▸ **Available data**:
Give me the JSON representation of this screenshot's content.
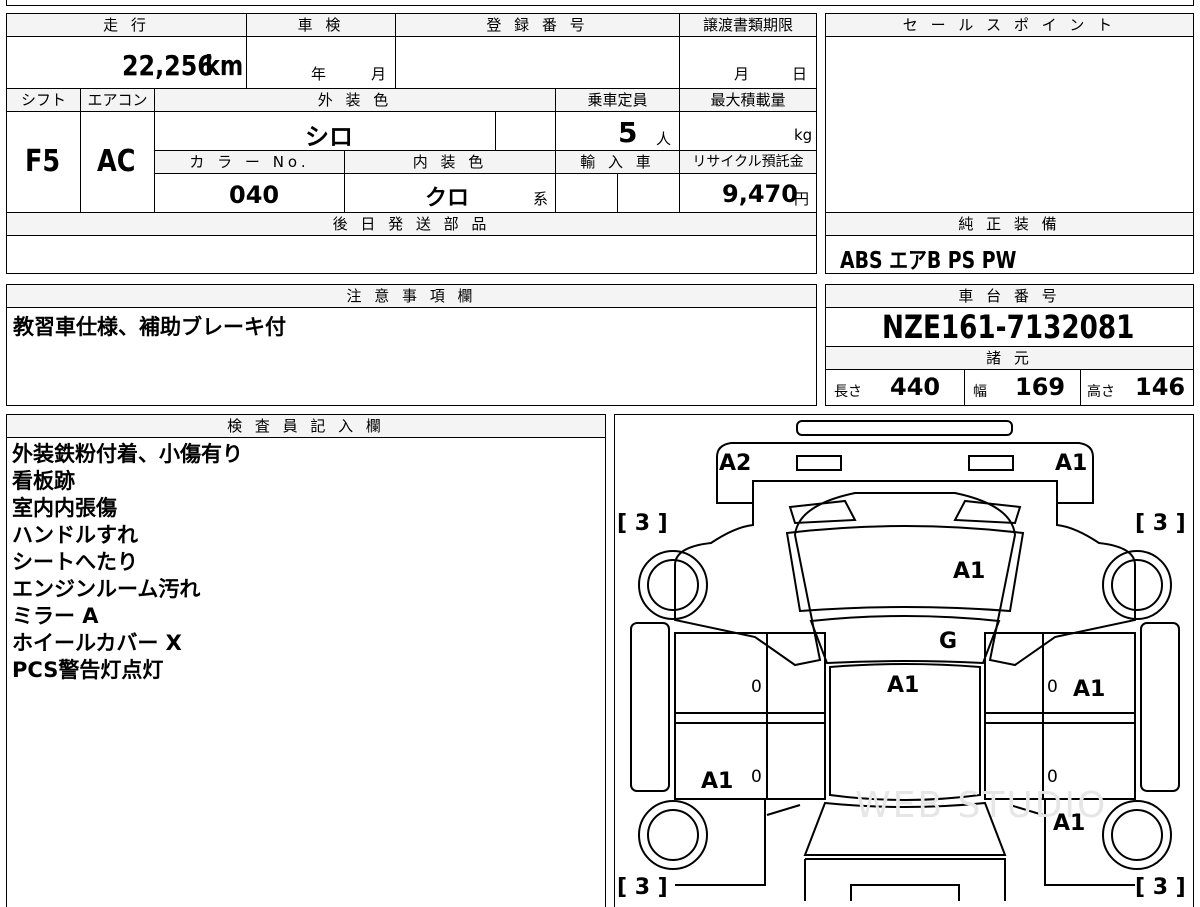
{
  "header": {
    "mileage_label": "走 行",
    "inspection_label": "車 検",
    "registration_label": "登 録 番 号",
    "transfer_deadline_label": "譲渡書類期限",
    "sales_point_label": "セ ー ル ス ポ イ ン ト"
  },
  "vehicle": {
    "mileage_value": "22,256",
    "mileage_unit": "km",
    "inspection_year_unit": "年",
    "inspection_month_unit": "月",
    "transfer_month_unit": "月",
    "transfer_day_unit": "日",
    "shift_label": "シフト",
    "aircon_label": "エアコン",
    "exterior_color_label": "外 装 色",
    "capacity_label": "乗車定員",
    "max_load_label": "最大積載量",
    "shift_value": "F5",
    "aircon_value": "AC",
    "exterior_color_value": "シロ",
    "capacity_value": "5",
    "capacity_unit": "人",
    "max_load_unit": "kg",
    "color_no_label": "カ ラ ー No.",
    "interior_color_label": "内 装 色",
    "import_label": "輸 入 車",
    "recycle_label": "リサイクル預託金",
    "color_no_value": "040",
    "interior_color_value": "クロ",
    "interior_color_suffix": "系",
    "recycle_value": "9,470",
    "recycle_unit": "円",
    "later_parts_label": "後 日 発 送 部 品",
    "genuine_equipment_label": "純 正 装 備",
    "genuine_equipment_value": "ABS エアB PS PW",
    "notes_label": "注 意 事 項 欄",
    "notes_value": "教習車仕様、補助ブレーキ付",
    "chassis_label": "車 台 番 号",
    "chassis_value": "NZE161-7132081",
    "specs_label": "諸 元",
    "length_label": "長さ",
    "length_value": "440",
    "width_label": "幅",
    "width_value": "169",
    "height_label": "高さ",
    "height_value": "146"
  },
  "inspector": {
    "label": "検 査 員 記 入 欄",
    "lines": [
      "外装鉄粉付着、小傷有り",
      "看板跡",
      "室内内張傷",
      "ハンドルすれ",
      "シートへたり",
      "エンジンルーム汚れ",
      "ミラー A",
      "ホイールカバー X",
      "PCS警告灯点灯"
    ]
  },
  "diagram": {
    "marks": {
      "front_left": "A2",
      "front_right": "A1",
      "bonnet": "A1",
      "windshield": "G",
      "roof": "A1",
      "right_front_door": "A1",
      "left_rear": "A1",
      "right_rear": "A1"
    },
    "door_zeros": [
      "0",
      "0",
      "0",
      "0"
    ],
    "tire_tread": [
      "[ 3 ]",
      "[ 3 ]",
      "[ 3 ]",
      "[ 3 ]"
    ],
    "watermark": "WEB STUDIO"
  }
}
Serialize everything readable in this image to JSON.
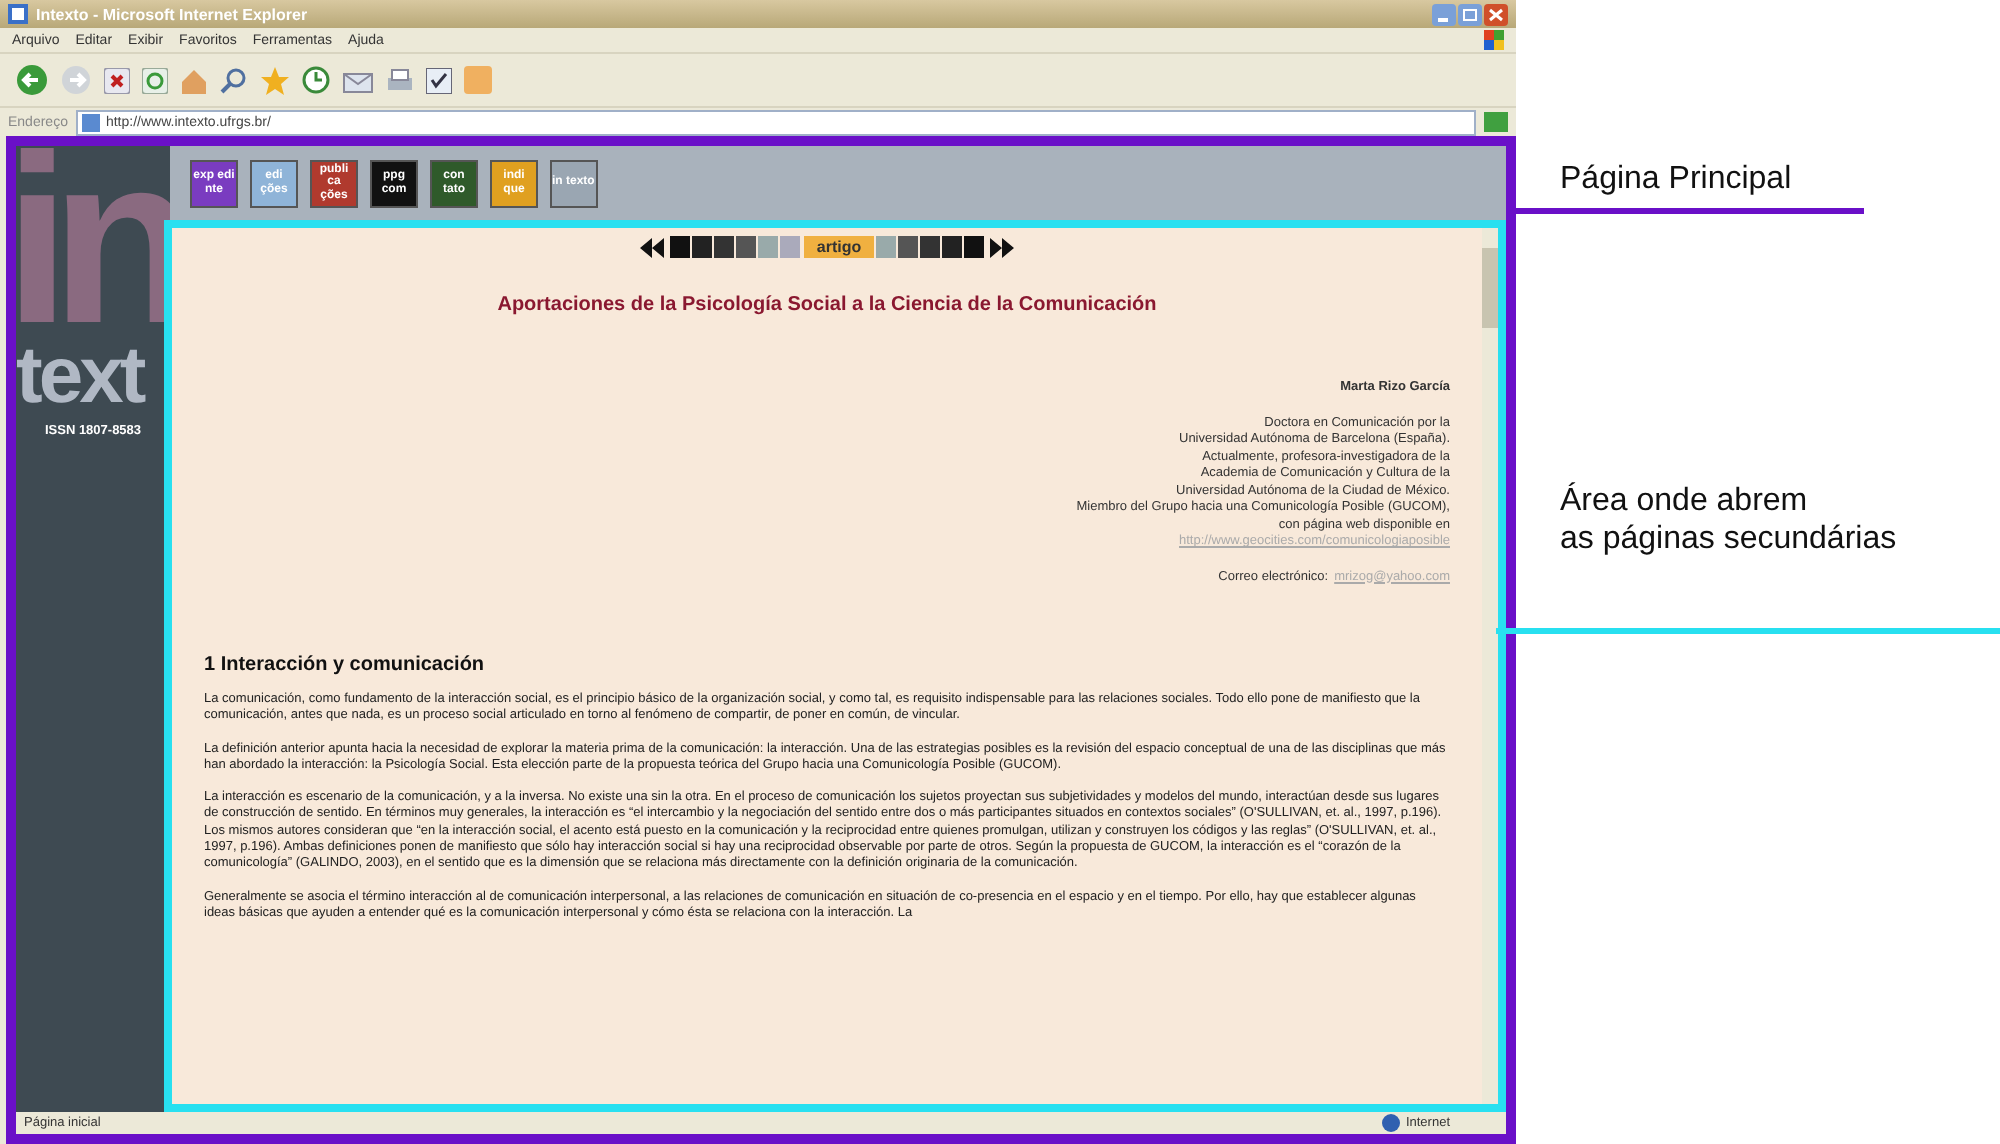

▸ **What to do**:
Repeat the full listing above exactly, with no pictures in the copy.

▸ **Correct result**:
Give me the JSON representation of this screenshot's content.
{
  "header": {
    "mileage_label": "走 行",
    "inspection_label": "車 検",
    "registration_label": "登 録 番 号",
    "transfer_deadline_label": "譲渡書類期限",
    "sales_point_label": "セ ー ル ス ポ イ ン ト"
  },
  "vehicle": {
    "mileage_value": "22,256",
    "mileage_unit": "km",
    "inspection_year_unit": "年",
    "inspection_month_unit": "月",
    "transfer_month_unit": "月",
    "transfer_day_unit": "日",
    "shift_label": "シフト",
    "aircon_label": "エアコン",
    "exterior_color_label": "外 装 色",
    "capacity_label": "乗車定員",
    "max_load_label": "最大積載量",
    "shift_value": "F5",
    "aircon_value": "AC",
    "exterior_color_value": "シロ",
    "capacity_value": "5",
    "capacity_unit": "人",
    "max_load_unit": "kg",
    "color_no_label": "カ ラ ー No.",
    "interior_color_label": "内 装 色",
    "import_label": "輸 入 車",
    "recycle_label": "リサイクル預託金",
    "color_no_value": "040",
    "interior_color_value": "クロ",
    "interior_color_suffix": "系",
    "recycle_value": "9,470",
    "recycle_unit": "円",
    "later_parts_label": "後 日 発 送 部 品",
    "genuine_equipment_label": "純 正 装 備",
    "genuine_equipment_value": "ABS エアB PS PW",
    "notes_label": "注 意 事 項 欄",
    "notes_value": "教習車仕様、補助ブレーキ付",
    "chassis_label": "車 台 番 号",
    "chassis_value": "NZE161-7132081",
    "specs_label": "諸 元",
    "length_label": "長さ",
    "length_value": "440",
    "width_label": "幅",
    "width_value": "169",
    "height_label": "高さ",
    "height_value": "146"
  },
  "inspector": {
    "label": "検 査 員 記 入 欄",
    "lines": [
      "外装鉄粉付着、小傷有り",
      "看板跡",
      "室内内張傷",
      "ハンドルすれ",
      "シートへたり",
      "エンジンルーム汚れ",
      "ミラー A",
      "ホイールカバー X",
      "PCS警告灯点灯"
    ]
  },
  "diagram": {
    "marks": {
      "front_left": "A2",
      "front_right": "A1",
      "bonnet": "A1",
      "windshield": "G",
      "roof": "A1",
      "right_front_door": "A1",
      "left_rear": "A1",
      "right_rear": "A1"
    },
    "door_zeros": [
      "0",
      "0",
      "0",
      "0"
    ],
    "tire_tread": [
      "[ 3 ]",
      "[ 3 ]",
      "[ 3 ]",
      "[ 3 ]"
    ],
    "watermark": "WEB STUDIO"
  }
}
Serialize everything readable in this image to JSON.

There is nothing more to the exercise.